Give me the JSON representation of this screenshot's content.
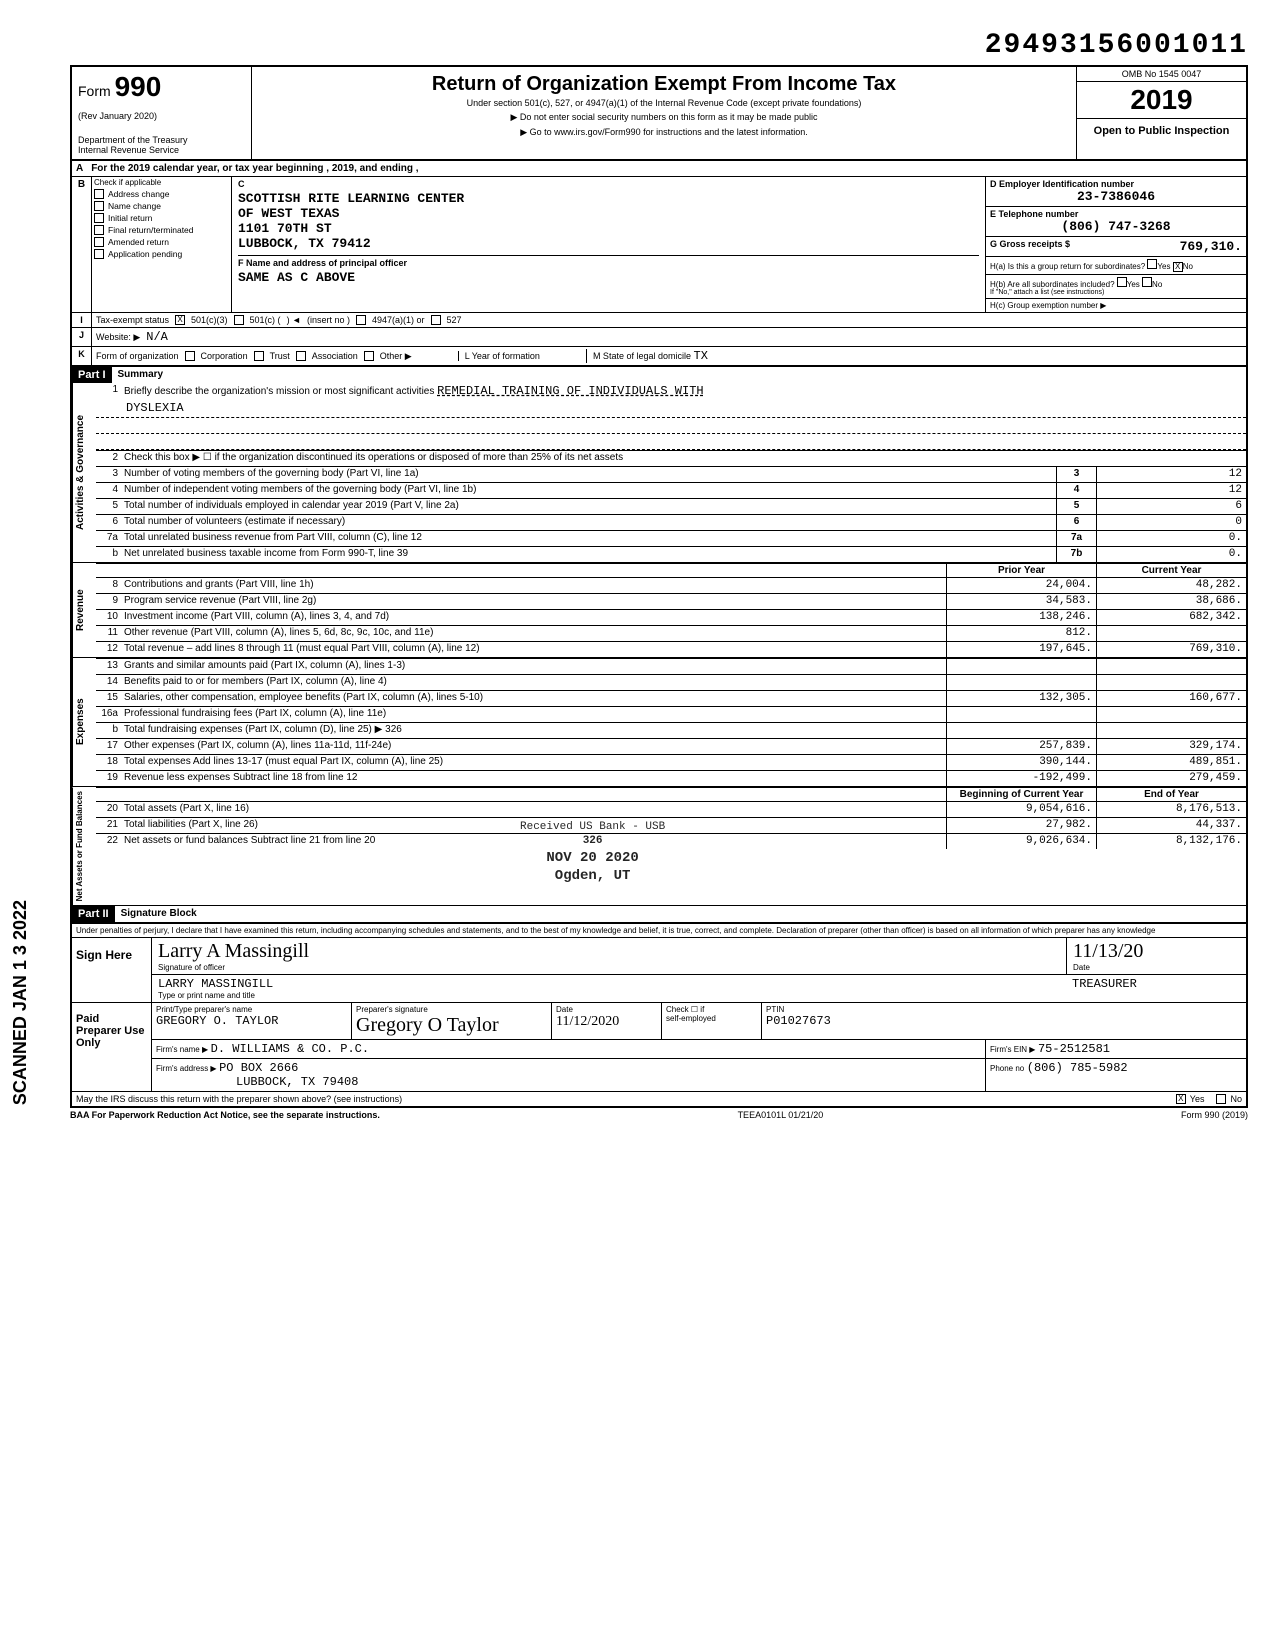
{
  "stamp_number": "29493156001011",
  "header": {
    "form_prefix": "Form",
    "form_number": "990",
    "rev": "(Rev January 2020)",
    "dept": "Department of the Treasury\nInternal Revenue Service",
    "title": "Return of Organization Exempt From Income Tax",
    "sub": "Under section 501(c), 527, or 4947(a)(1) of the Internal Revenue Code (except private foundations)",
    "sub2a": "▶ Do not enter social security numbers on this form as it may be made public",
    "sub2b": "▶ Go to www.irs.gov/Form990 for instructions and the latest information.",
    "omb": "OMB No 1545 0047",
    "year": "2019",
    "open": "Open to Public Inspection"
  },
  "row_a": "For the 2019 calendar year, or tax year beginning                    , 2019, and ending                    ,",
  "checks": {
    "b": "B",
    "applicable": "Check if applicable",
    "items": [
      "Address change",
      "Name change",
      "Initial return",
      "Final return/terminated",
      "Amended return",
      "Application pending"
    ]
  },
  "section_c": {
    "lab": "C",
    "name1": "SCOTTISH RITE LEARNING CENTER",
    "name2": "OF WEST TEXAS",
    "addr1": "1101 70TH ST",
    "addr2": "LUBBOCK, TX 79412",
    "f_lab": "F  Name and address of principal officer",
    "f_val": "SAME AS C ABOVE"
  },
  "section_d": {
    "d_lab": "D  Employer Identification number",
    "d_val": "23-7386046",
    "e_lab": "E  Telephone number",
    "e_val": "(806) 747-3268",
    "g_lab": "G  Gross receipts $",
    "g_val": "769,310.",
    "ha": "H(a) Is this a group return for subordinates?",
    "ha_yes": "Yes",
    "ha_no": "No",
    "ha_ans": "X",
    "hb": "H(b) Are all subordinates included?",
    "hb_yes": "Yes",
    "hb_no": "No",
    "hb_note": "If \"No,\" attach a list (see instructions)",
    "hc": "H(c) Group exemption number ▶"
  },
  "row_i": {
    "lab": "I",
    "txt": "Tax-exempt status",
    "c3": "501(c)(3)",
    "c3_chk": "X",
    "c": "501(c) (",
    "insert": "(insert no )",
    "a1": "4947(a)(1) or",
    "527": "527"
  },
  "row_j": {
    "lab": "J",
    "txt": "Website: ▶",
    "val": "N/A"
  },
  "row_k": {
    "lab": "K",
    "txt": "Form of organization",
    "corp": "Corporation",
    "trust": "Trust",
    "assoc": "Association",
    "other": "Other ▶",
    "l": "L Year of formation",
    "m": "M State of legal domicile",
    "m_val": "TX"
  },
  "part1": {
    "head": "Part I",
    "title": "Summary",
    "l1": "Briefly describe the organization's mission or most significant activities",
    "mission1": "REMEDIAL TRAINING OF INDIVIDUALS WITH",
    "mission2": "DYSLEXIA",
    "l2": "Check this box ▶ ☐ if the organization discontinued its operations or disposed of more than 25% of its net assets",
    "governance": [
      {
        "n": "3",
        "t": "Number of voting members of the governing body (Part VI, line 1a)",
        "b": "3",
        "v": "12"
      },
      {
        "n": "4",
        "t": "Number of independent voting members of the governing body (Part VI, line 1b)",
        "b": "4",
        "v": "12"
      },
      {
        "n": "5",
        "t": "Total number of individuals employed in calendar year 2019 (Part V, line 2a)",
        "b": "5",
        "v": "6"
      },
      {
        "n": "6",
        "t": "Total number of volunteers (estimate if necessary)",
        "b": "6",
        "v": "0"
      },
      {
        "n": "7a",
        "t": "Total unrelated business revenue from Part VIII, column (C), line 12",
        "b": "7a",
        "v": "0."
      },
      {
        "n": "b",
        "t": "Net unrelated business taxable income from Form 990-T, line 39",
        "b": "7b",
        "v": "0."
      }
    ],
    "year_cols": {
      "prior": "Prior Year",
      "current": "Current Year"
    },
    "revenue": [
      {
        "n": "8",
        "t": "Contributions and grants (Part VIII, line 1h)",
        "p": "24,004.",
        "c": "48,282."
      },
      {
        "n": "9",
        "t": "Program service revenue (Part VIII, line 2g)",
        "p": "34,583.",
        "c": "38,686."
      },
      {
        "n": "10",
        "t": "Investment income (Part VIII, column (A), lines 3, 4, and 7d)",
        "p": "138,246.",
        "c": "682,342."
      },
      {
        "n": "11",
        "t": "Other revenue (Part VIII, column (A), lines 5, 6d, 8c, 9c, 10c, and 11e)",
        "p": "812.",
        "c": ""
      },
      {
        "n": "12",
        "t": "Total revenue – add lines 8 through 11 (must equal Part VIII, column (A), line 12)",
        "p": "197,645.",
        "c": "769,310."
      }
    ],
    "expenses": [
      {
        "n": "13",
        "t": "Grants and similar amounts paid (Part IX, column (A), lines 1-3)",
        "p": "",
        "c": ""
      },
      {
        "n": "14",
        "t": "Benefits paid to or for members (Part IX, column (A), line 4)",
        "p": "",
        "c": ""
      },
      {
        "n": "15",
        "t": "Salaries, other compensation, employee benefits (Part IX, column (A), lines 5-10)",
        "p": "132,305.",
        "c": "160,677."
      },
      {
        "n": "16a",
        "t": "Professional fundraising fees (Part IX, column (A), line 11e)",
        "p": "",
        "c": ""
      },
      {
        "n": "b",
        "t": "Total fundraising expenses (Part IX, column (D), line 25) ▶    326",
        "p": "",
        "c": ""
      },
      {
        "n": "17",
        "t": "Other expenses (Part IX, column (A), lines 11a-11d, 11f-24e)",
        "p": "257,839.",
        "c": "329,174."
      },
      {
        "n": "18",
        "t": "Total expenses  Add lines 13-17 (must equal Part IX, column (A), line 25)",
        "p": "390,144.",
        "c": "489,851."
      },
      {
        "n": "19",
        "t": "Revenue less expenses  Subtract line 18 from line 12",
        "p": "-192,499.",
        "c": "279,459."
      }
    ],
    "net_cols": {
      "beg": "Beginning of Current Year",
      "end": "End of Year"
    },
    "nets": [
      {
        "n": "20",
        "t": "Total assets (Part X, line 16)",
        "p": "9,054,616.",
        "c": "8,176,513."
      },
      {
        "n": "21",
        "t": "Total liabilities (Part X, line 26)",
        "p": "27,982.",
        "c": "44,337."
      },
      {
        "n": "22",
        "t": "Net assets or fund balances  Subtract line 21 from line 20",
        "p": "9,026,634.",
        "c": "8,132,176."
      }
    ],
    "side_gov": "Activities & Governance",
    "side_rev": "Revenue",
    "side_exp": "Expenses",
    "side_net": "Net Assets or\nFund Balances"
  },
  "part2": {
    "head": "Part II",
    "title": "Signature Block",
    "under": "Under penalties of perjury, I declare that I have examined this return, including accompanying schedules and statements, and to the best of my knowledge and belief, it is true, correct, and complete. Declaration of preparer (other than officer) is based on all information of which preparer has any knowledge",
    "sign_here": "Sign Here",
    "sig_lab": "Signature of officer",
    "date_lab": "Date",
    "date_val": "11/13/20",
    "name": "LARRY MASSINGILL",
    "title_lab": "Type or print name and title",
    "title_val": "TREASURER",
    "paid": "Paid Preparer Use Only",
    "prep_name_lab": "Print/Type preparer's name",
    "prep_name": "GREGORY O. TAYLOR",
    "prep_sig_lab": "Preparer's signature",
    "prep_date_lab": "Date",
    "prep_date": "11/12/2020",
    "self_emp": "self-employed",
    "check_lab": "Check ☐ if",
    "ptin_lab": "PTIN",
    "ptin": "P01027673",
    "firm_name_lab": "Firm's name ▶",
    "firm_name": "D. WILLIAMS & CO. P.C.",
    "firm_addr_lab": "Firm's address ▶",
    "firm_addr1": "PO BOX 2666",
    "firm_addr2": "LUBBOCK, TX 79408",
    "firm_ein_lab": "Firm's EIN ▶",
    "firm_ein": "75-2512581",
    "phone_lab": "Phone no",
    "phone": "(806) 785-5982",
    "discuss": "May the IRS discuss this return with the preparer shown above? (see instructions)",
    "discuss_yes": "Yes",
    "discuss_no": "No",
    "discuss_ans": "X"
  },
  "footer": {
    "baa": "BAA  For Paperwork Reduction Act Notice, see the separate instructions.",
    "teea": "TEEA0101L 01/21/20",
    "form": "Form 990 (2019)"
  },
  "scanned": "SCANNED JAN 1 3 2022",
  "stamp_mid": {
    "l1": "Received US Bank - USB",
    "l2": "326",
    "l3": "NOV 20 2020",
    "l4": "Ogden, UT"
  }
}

════════

*Objective:* Every line that holds the string "Current" should be returned.

*Task output:*
      "current": "Current Year"
      "beg": "Beginning of Current Year",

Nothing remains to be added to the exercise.